> [Excerpted records]:
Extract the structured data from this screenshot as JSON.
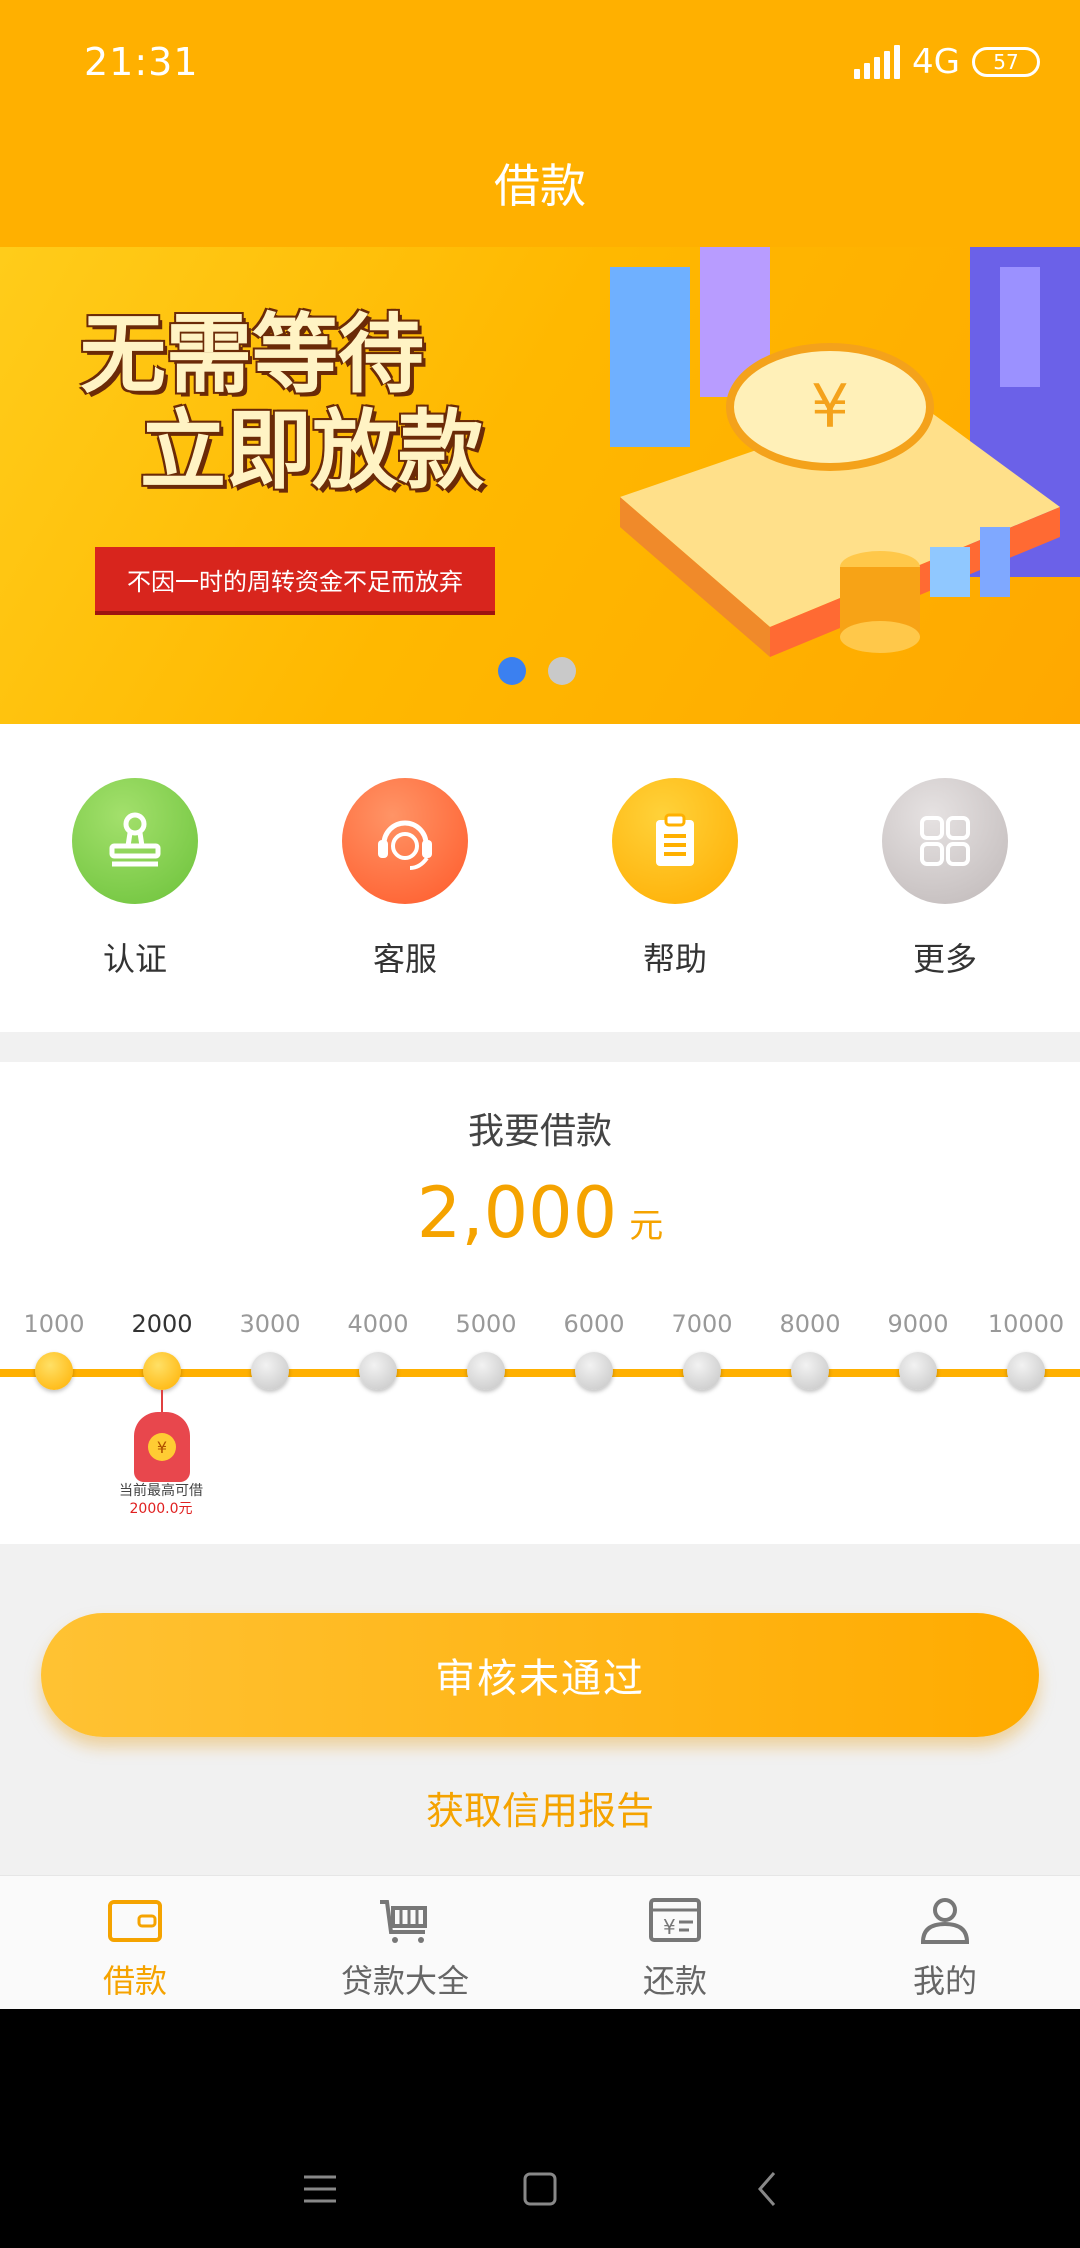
{
  "status_bar": {
    "time": "21:31",
    "network": "4G",
    "battery": "57"
  },
  "header": {
    "title": "借款"
  },
  "banner": {
    "headline_line1": "无需等待",
    "headline_line2": "立即放款",
    "ribbon_text": "不因一时的周转资金不足而放弃",
    "slides": 2,
    "active_slide": 1
  },
  "quick_menu": [
    {
      "label": "认证",
      "icon": "stamp-icon",
      "color": "#7ed04a"
    },
    {
      "label": "客服",
      "icon": "headset-icon",
      "color": "#ff6b3b"
    },
    {
      "label": "帮助",
      "icon": "clipboard-icon",
      "color": "#ffb300"
    },
    {
      "label": "更多",
      "icon": "grid-icon",
      "color": "#cfcaca"
    }
  ],
  "loan": {
    "title": "我要借款",
    "amount": "2,000",
    "unit": "元",
    "ticks": [
      "1000",
      "2000",
      "3000",
      "4000",
      "5000",
      "6000",
      "7000",
      "8000",
      "9000",
      "10000"
    ],
    "selected_index": 1,
    "max_line1": "当前最高可借",
    "max_line2": "2000.0元"
  },
  "actions": {
    "status_button": "审核未通过",
    "credit_link": "获取信用报告"
  },
  "tabbar": [
    {
      "label": "借款",
      "icon": "wallet-icon",
      "active": true
    },
    {
      "label": "贷款大全",
      "icon": "cart-icon",
      "active": false
    },
    {
      "label": "还款",
      "icon": "bill-icon",
      "active": false
    },
    {
      "label": "我的",
      "icon": "user-icon",
      "active": false
    }
  ],
  "colors": {
    "accent": "#ffb000",
    "accent_text": "#f5a300"
  }
}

> [Task details]: Pictures are not part of the copy; output everything else in the records exactly.

> [Solution]:
Extract the structured data from this screenshot as JSON.
{
  "status_bar": {
    "time": "21:31",
    "network": "4G",
    "battery": "57"
  },
  "header": {
    "title": "借款"
  },
  "banner": {
    "headline_line1": "无需等待",
    "headline_line2": "立即放款",
    "ribbon_text": "不因一时的周转资金不足而放弃",
    "slides": 2,
    "active_slide": 1
  },
  "quick_menu": [
    {
      "label": "认证",
      "icon": "stamp-icon",
      "color": "#7ed04a"
    },
    {
      "label": "客服",
      "icon": "headset-icon",
      "color": "#ff6b3b"
    },
    {
      "label": "帮助",
      "icon": "clipboard-icon",
      "color": "#ffb300"
    },
    {
      "label": "更多",
      "icon": "grid-icon",
      "color": "#cfcaca"
    }
  ],
  "loan": {
    "title": "我要借款",
    "amount": "2,000",
    "unit": "元",
    "ticks": [
      "1000",
      "2000",
      "3000",
      "4000",
      "5000",
      "6000",
      "7000",
      "8000",
      "9000",
      "10000"
    ],
    "selected_index": 1,
    "max_line1": "当前最高可借",
    "max_line2": "2000.0元"
  },
  "actions": {
    "status_button": "审核未通过",
    "credit_link": "获取信用报告"
  },
  "tabbar": [
    {
      "label": "借款",
      "icon": "wallet-icon",
      "active": true
    },
    {
      "label": "贷款大全",
      "icon": "cart-icon",
      "active": false
    },
    {
      "label": "还款",
      "icon": "bill-icon",
      "active": false
    },
    {
      "label": "我的",
      "icon": "user-icon",
      "active": false
    }
  ],
  "colors": {
    "accent": "#ffb000",
    "accent_text": "#f5a300"
  }
}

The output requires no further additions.